▶ DO THIS:
Type out every line below exactly as it reads.

▶ DATASET:
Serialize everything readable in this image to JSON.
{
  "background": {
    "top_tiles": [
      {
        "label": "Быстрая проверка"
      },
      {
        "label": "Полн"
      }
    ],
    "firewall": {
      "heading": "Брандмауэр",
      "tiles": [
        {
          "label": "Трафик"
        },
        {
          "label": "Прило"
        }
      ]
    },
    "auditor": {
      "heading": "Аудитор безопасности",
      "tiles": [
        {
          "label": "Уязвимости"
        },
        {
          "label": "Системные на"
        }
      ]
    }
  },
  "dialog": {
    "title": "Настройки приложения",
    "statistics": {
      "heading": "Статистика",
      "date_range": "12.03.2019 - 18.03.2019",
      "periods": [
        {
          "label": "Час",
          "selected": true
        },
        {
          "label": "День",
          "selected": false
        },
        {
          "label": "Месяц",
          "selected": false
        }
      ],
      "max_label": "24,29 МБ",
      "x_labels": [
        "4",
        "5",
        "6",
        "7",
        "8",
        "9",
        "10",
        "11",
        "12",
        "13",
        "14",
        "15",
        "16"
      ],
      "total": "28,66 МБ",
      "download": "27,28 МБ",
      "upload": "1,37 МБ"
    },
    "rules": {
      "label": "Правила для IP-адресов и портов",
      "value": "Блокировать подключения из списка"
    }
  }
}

▶ RESULT OF THE EXERCISE:
Serialize everything readable in this image to JSON.
{
  "background": {
    "top_tiles": [
      {
        "label": "Быстрая проверка"
      },
      {
        "label": "Полн"
      }
    ],
    "firewall": {
      "heading": "Брандмауэр",
      "tiles": [
        {
          "label": "Трафик"
        },
        {
          "label": "Прило"
        }
      ]
    },
    "auditor": {
      "heading": "Аудитор безопасности",
      "tiles": [
        {
          "label": "Уязвимости"
        },
        {
          "label": "Системные на"
        }
      ]
    }
  },
  "dialog": {
    "title": "Настройки приложения",
    "statistics": {
      "heading": "Статистика",
      "date_range": "12.03.2019 - 18.03.2019",
      "periods": [
        {
          "label": "Час",
          "selected": true
        },
        {
          "label": "День",
          "selected": false
        },
        {
          "label": "Месяц",
          "selected": false
        }
      ],
      "max_label": "24,29 МБ",
      "x_labels": [
        "4",
        "5",
        "6",
        "7",
        "8",
        "9",
        "10",
        "11",
        "12",
        "13",
        "14",
        "15",
        "16"
      ],
      "total": "28,66 МБ",
      "download": "27,28 МБ",
      "upload": "1,37 МБ"
    },
    "rules": {
      "label": "Правила для IP-адресов и портов",
      "value": "Блокировать подключения из списка"
    }
  }
}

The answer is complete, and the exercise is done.